- [The request]
Among the lines below, list those containing the string "JSON".

- [Rows]
######
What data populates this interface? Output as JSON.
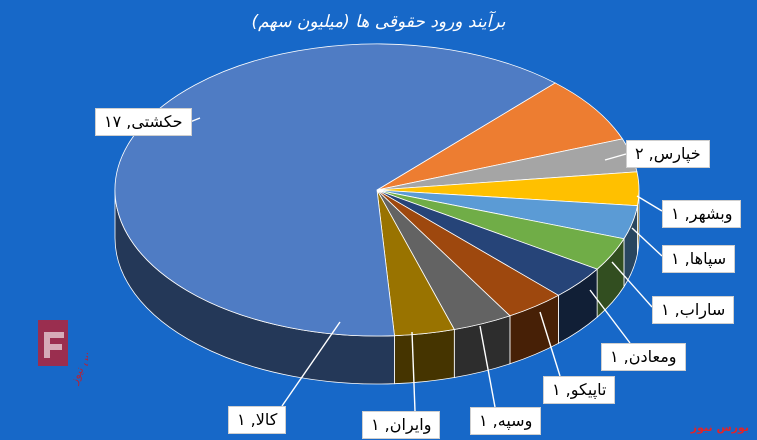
{
  "chart_data": {
    "type": "pie",
    "title": "برآیند ورود حقوقی ها (میلیون سهم)",
    "slices": [
      {
        "label": "حکشتی, ۱۷",
        "value": 17,
        "color": "#4f7cc4"
      },
      {
        "label": "خپارس, ۲",
        "value": 2,
        "color": "#ed7d31"
      },
      {
        "label": "وبشهر, ۱",
        "value": 1,
        "color": "#a5a5a5"
      },
      {
        "label": "سپاها, ۱",
        "value": 1,
        "color": "#ffc000"
      },
      {
        "label": "ساراب, ۱",
        "value": 1,
        "color": "#5b9bd5"
      },
      {
        "label": "ومعادن, ۱",
        "value": 1,
        "color": "#70ad47"
      },
      {
        "label": "تاپیکو, ۱",
        "value": 1,
        "color": "#264478"
      },
      {
        "label": "وسپه, ۱",
        "value": 1,
        "color": "#9e480e"
      },
      {
        "label": "وایران, ۱",
        "value": 1,
        "color": "#636363"
      },
      {
        "label": "کالا, ۱",
        "value": 1,
        "color": "#997300"
      }
    ]
  },
  "watermark": {
    "left_text": "بورس نیوز",
    "corner_text": "بورس نیوز"
  }
}
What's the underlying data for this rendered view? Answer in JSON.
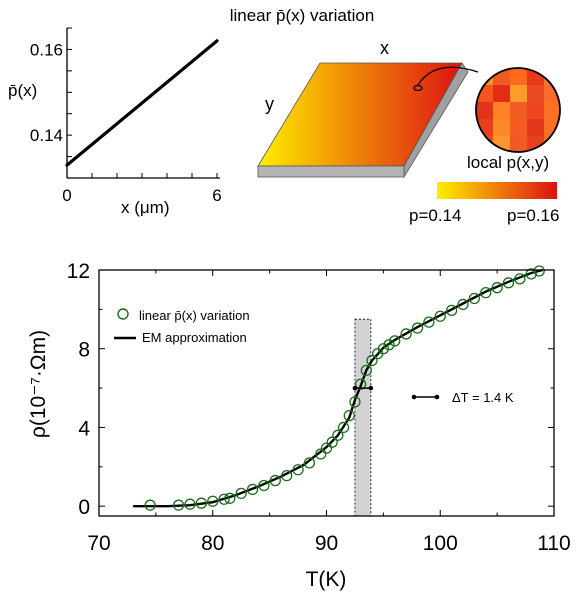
######
- [Answer to the task]
What data populates this interface? Output as JSON.
What's the underlying data for this rendered view? Answer in JSON.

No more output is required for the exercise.